* [Source material]

++++

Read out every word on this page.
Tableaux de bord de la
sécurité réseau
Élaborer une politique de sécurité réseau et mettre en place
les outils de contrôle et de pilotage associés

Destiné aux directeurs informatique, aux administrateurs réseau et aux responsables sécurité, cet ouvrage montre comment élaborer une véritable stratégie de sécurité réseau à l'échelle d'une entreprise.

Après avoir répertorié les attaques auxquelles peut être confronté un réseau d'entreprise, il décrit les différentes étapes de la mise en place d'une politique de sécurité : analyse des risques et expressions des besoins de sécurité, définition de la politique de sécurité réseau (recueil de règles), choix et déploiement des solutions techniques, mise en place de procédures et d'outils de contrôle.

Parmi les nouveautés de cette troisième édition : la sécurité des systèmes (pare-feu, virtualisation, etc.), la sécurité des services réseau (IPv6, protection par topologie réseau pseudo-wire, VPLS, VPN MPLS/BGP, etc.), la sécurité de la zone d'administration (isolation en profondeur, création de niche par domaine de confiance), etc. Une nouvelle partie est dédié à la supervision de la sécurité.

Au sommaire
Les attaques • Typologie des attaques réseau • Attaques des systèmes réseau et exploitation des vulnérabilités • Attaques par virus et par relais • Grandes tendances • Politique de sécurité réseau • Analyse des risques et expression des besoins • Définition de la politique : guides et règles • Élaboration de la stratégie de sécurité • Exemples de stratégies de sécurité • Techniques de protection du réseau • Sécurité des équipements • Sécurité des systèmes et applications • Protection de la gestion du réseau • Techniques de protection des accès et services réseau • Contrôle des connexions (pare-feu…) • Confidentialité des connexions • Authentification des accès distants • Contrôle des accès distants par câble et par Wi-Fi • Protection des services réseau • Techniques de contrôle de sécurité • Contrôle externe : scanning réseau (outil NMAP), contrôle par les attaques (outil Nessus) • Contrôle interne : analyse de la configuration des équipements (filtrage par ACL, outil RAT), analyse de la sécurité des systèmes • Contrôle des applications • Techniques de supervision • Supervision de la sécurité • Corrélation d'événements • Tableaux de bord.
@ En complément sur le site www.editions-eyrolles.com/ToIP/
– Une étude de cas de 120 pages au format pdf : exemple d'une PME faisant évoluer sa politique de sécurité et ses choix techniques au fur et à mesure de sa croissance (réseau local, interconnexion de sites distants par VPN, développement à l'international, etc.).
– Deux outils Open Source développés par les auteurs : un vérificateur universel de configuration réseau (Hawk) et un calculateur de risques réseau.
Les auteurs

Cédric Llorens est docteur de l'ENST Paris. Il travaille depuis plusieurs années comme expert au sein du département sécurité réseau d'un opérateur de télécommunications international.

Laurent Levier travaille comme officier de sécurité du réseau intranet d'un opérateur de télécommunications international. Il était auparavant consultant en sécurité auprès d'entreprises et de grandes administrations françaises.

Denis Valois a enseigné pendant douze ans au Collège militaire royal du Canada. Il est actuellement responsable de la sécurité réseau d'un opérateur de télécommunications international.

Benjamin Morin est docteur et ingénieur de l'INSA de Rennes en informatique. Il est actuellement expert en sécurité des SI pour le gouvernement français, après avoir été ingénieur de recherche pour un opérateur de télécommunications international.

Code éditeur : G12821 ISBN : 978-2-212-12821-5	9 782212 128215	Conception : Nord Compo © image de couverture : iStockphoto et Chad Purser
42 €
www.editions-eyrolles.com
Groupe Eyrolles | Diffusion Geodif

++++

* [What the exercise asks]
Copy out the lines above that hold the string "actuellement".

* [Exercise result]
Denis Valois a enseigné pendant douze ans au Collège militaire royal du Canada. Il est actuellement responsable de la sécurité réseau d'un opérateur de télécommunications international.
Benjamin Morin est docteur et ingénieur de l'INSA de Rennes en informatique. Il est actuellement expert en sécurité des SI pour le gouvernement français, après avoir été ingénieur de recherche pour un opérateur de télécommunications international.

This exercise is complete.